====== Records supplied ======
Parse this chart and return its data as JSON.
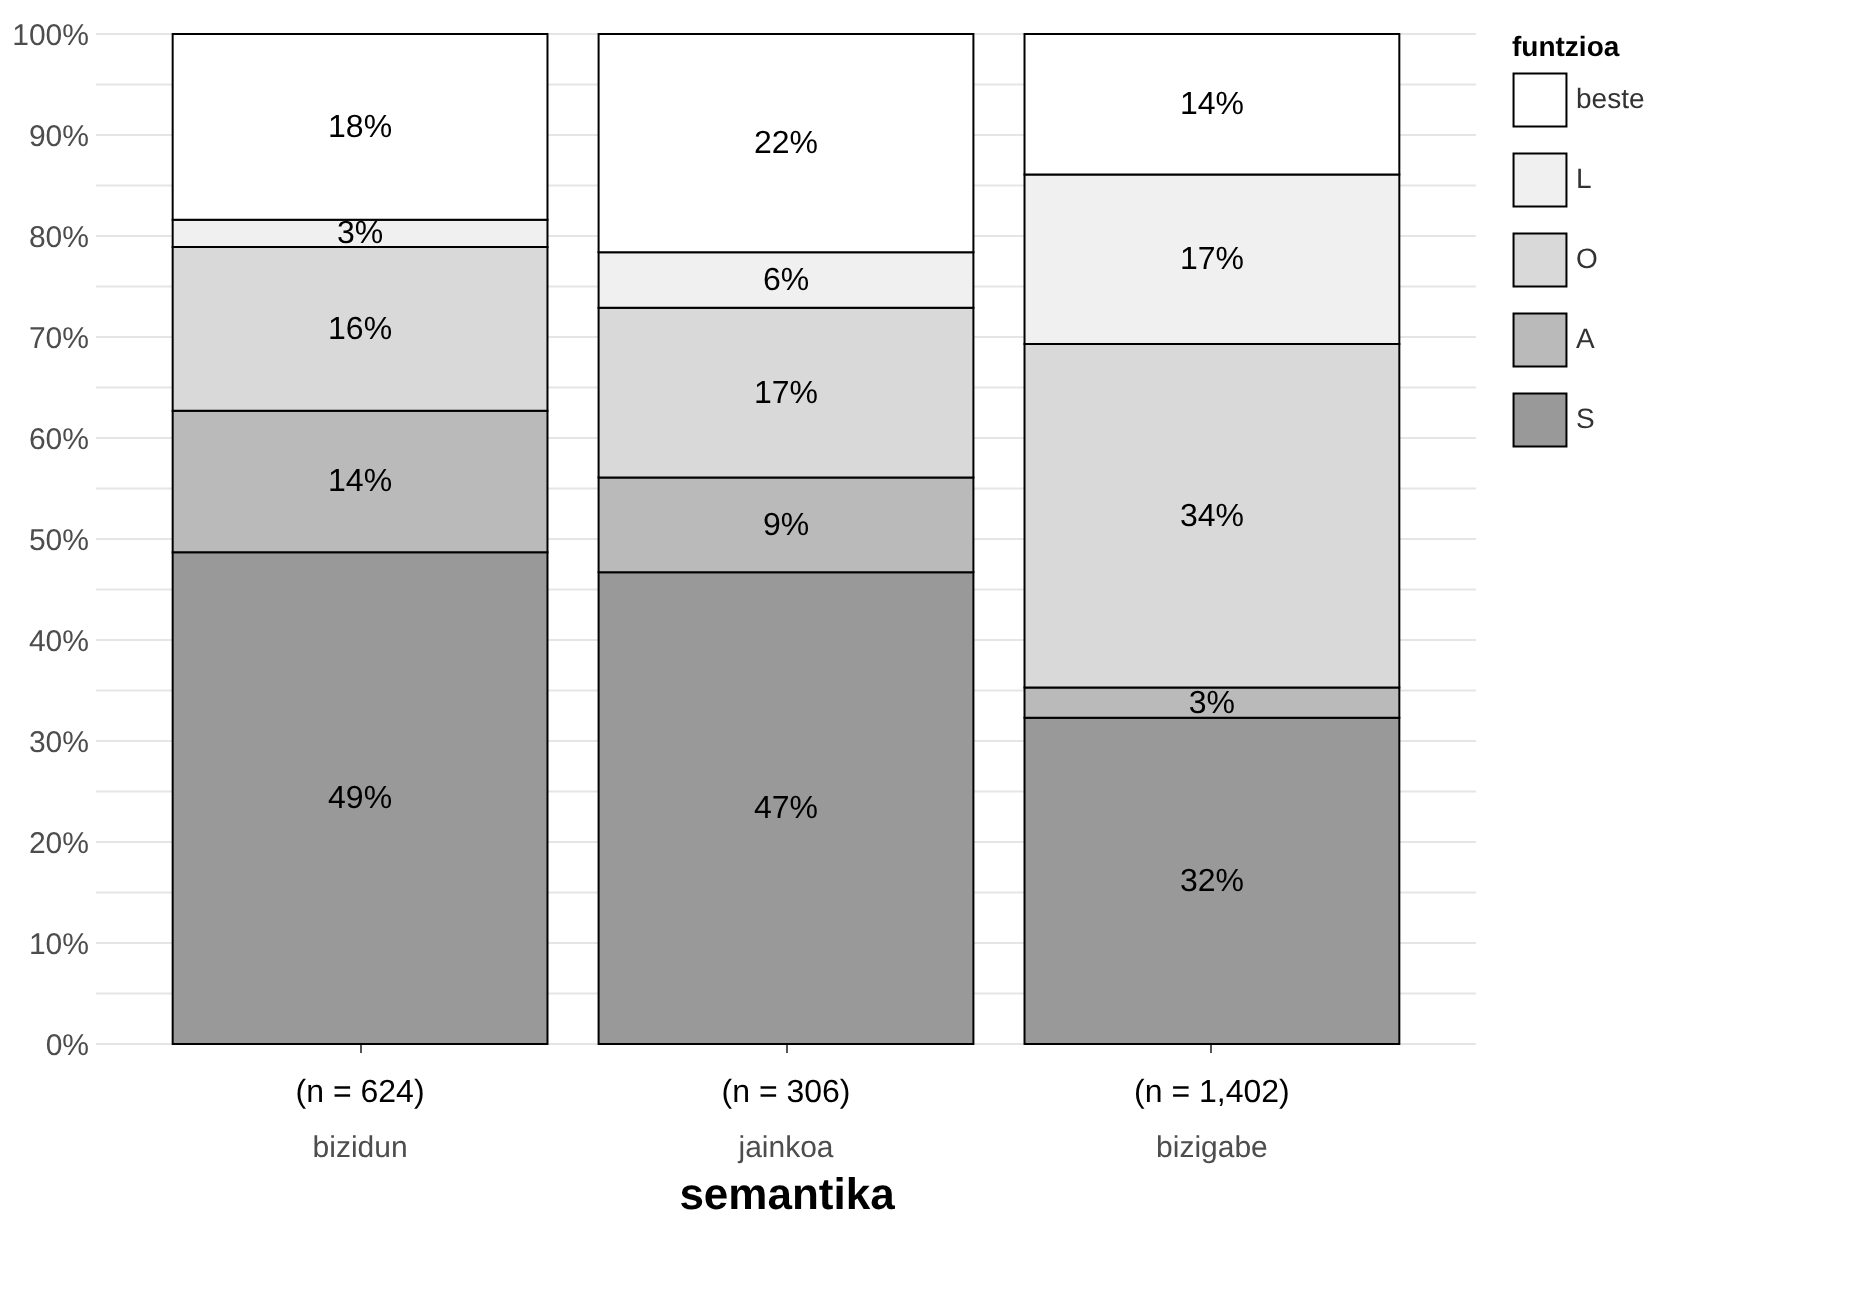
{
  "chart_data": {
    "type": "bar",
    "stacked": true,
    "xlabel": "semantika",
    "legend_title": "funtzioa",
    "legend": "right",
    "grid": "y",
    "categories": [
      "bizidun",
      "jainkoa",
      "bizigabe"
    ],
    "ylim": [
      0,
      100
    ],
    "yticks": [
      {
        "value": 0,
        "label": "0%"
      },
      {
        "value": 5,
        "label": null
      },
      {
        "value": 10,
        "label": "10%"
      },
      {
        "value": 15,
        "label": null
      },
      {
        "value": 20,
        "label": "20%"
      },
      {
        "value": 25,
        "label": null
      },
      {
        "value": 30,
        "label": "30%"
      },
      {
        "value": 35,
        "label": null
      },
      {
        "value": 40,
        "label": "40%"
      },
      {
        "value": 45,
        "label": null
      },
      {
        "value": 50,
        "label": "50%"
      },
      {
        "value": 55,
        "label": null
      },
      {
        "value": 60,
        "label": "60%"
      },
      {
        "value": 65,
        "label": null
      },
      {
        "value": 70,
        "label": "70%"
      },
      {
        "value": 75,
        "label": null
      },
      {
        "value": 80,
        "label": "80%"
      },
      {
        "value": 85,
        "label": null
      },
      {
        "value": 90,
        "label": "90%"
      },
      {
        "value": 95,
        "label": null
      },
      {
        "value": 100,
        "label": "100%"
      }
    ],
    "series": [
      {
        "name": "S",
        "color": "#999999",
        "values": [
          48.7,
          46.7,
          32.3
        ],
        "value_labels": [
          "49%",
          "47%",
          "32%"
        ]
      },
      {
        "name": "A",
        "color": "#bababa",
        "values": [
          14.0,
          9.4,
          3.0
        ],
        "value_labels": [
          "14%",
          "9%",
          "3%"
        ]
      },
      {
        "name": "O",
        "color": "#d9d9d9",
        "values": [
          16.2,
          16.8,
          34.0
        ],
        "value_labels": [
          "16%",
          "17%",
          "34%"
        ]
      },
      {
        "name": "L",
        "color": "#f0f0f0",
        "values": [
          2.7,
          5.5,
          16.8
        ],
        "value_labels": [
          "3%",
          "6%",
          "17%"
        ]
      },
      {
        "name": "beste",
        "color": "#ffffff",
        "values": [
          18.4,
          21.6,
          13.9
        ],
        "value_labels": [
          "18%",
          "22%",
          "14%"
        ]
      }
    ],
    "annotations": [
      {
        "text": "(n = 624)",
        "x": "bizidun"
      },
      {
        "text": "(n = 306)",
        "x": "jainkoa"
      },
      {
        "text": "(n = 1,402)",
        "x": "bizigabe"
      }
    ]
  }
}
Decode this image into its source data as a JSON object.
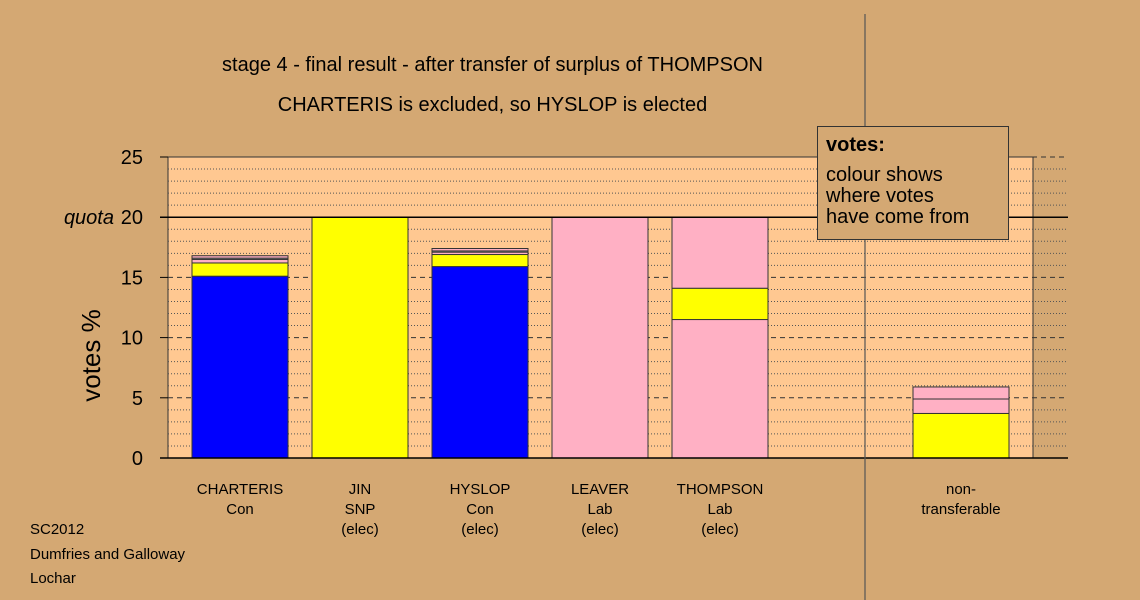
{
  "title_line1": "stage 4 - final result - after transfer of surplus of THOMPSON",
  "title_line2": "CHARTERIS is excluded, so HYSLOP is elected",
  "footer": [
    "SC2012",
    "Dumfries and Galloway",
    "Lochar"
  ],
  "legend": {
    "title": "votes:",
    "lines": [
      "colour shows",
      "where votes",
      "have come from"
    ]
  },
  "colors": {
    "background": "#D4A873",
    "plot_area": "#FFC891",
    "Con": "#0000FF",
    "SNP": "#FFFF00",
    "Lab": "#FFB0C4",
    "Other": "#FFFFFF"
  },
  "chart_data": {
    "type": "bar",
    "stacked": true,
    "ylabel": "votes %",
    "ylim": [
      0,
      25
    ],
    "yticks": [
      0,
      5,
      10,
      15,
      20,
      25
    ],
    "quota": {
      "label": "quota",
      "value": 20
    },
    "grid": true,
    "legend_placement": "top-right",
    "categories": [
      {
        "lines": [
          "CHARTERIS",
          "Con"
        ],
        "segments": [
          {
            "source": "Con",
            "value": 15.1
          },
          {
            "source": "SNP",
            "value": 1.1
          },
          {
            "source": "Lab",
            "value": 0.3
          },
          {
            "source": "Other",
            "value": 0.1
          },
          {
            "source": "Lab",
            "value": 0.2
          }
        ]
      },
      {
        "lines": [
          "JIN",
          "SNP",
          "(elec)"
        ],
        "segments": [
          {
            "source": "SNP",
            "value": 20.0
          }
        ]
      },
      {
        "lines": [
          "HYSLOP",
          "Con",
          "(elec)"
        ],
        "segments": [
          {
            "source": "Con",
            "value": 15.9
          },
          {
            "source": "SNP",
            "value": 1.0
          },
          {
            "source": "Lab",
            "value": 0.2
          },
          {
            "source": "Other",
            "value": 0.1
          },
          {
            "source": "Lab",
            "value": 0.2
          }
        ]
      },
      {
        "lines": [
          "LEAVER",
          "Lab",
          "(elec)"
        ],
        "segments": [
          {
            "source": "Lab",
            "value": 20.0
          }
        ]
      },
      {
        "lines": [
          "THOMPSON",
          "Lab",
          "(elec)"
        ],
        "segments": [
          {
            "source": "Lab",
            "value": 11.5
          },
          {
            "source": "SNP",
            "value": 2.6
          },
          {
            "source": "Lab",
            "value": 5.9
          }
        ]
      },
      {
        "lines": [
          "non-",
          "transferable"
        ],
        "segments": [
          {
            "source": "SNP",
            "value": 3.7
          },
          {
            "source": "Lab",
            "value": 1.2
          },
          {
            "source": "Lab",
            "value": 1.0
          }
        ]
      }
    ]
  }
}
======
→ **Aim of the exercise**:
Return the number of lines that include the word "votes", and nothing else.

→ **Exercise solution**:
3